◆ WHAT THE EXERCISE ASKS
According to the superconductor abstract, what does the whale optimization algorithm mimic?
------ TEXT
Prediction of the critical temperature of a superconductor by using the WOA/MARS, Ridge, Lasso and Elastic-net machine learning techniques

This study builds a predictive model capable of estimating the critical temperature of a superconductor from experimentally determined physico-chemical properties of the material (input variables): features extracted from the thermal conductivity, atomic radius, valence, electron affinity and atomic mass. This original model is built using a novel hybrid algorithm relied on the multivariate adaptive regression splines (MARS) technique in combination with a nature-inspired meta-heuristic optimization algorithm termed the whale optimization algorithm (WOA) that mimics the social behavior of humpback whales. Additionally, the Ridge, Lasso and Elastic-net regression models were fitted to the same experimental data for comparison purposes. The results of the current investigation indicate that the critical temperature of a superconductor can be successfully predicted using this proposed hybrid WOA/MARS-based model. Furthermore, the results obtained with the Ridge, Lasso and Elastic-net regression models are clearly worse than those obtained with the WOA/MARS-based model.

Automated summary

This study developed a predictive model based on a hybrid WOA/MARS approach to successfully estimate the critical temperature of a superconductor. Results showed that the WOA/MARS model outperformed the Ridge, Lasso, and Elastic-net regression models in predicting the critical temperature.
------------
------ LISTED RECORDS
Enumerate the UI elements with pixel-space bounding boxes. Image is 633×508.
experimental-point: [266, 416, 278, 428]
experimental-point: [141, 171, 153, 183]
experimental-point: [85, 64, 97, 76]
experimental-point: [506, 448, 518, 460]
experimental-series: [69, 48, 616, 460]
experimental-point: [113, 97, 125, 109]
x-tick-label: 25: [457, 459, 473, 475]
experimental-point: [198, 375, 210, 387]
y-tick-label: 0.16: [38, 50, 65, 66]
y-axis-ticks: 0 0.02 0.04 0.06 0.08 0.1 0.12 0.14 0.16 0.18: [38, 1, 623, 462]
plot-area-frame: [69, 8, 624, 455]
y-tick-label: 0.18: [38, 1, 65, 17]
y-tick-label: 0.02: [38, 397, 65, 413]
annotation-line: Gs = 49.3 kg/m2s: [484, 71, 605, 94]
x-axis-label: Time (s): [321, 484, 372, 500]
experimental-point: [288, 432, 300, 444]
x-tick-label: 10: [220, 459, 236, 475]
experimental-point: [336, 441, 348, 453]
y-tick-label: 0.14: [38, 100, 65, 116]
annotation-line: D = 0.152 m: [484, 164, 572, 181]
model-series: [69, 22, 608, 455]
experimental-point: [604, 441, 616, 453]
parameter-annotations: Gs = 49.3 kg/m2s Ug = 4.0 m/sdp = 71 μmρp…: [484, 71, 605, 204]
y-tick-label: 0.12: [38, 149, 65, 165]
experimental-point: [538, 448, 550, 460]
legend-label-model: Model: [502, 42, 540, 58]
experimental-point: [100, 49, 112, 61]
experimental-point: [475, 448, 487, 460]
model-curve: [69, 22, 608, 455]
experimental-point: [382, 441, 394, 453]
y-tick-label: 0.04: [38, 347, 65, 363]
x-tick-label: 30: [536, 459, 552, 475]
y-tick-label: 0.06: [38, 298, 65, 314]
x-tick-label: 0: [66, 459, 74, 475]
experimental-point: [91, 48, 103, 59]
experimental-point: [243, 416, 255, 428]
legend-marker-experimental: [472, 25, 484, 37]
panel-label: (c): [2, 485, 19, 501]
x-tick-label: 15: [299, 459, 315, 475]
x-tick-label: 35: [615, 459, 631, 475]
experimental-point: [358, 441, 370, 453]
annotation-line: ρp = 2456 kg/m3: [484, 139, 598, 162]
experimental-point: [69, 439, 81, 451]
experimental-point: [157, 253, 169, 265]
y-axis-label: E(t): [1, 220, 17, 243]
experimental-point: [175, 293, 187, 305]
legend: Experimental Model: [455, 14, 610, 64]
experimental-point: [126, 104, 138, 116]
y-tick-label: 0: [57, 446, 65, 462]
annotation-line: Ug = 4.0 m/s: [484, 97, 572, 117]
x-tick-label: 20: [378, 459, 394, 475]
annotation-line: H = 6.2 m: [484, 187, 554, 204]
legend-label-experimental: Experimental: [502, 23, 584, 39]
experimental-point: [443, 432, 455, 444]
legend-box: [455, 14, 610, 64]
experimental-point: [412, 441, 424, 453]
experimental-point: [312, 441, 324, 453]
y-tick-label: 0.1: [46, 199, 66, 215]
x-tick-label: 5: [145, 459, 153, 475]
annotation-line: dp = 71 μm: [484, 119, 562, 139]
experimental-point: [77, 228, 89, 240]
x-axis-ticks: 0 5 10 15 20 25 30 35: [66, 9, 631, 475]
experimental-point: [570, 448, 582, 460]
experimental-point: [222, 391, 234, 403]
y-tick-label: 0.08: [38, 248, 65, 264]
------------
◆ WORKED SOLUTION
The social behavior of humpback whales.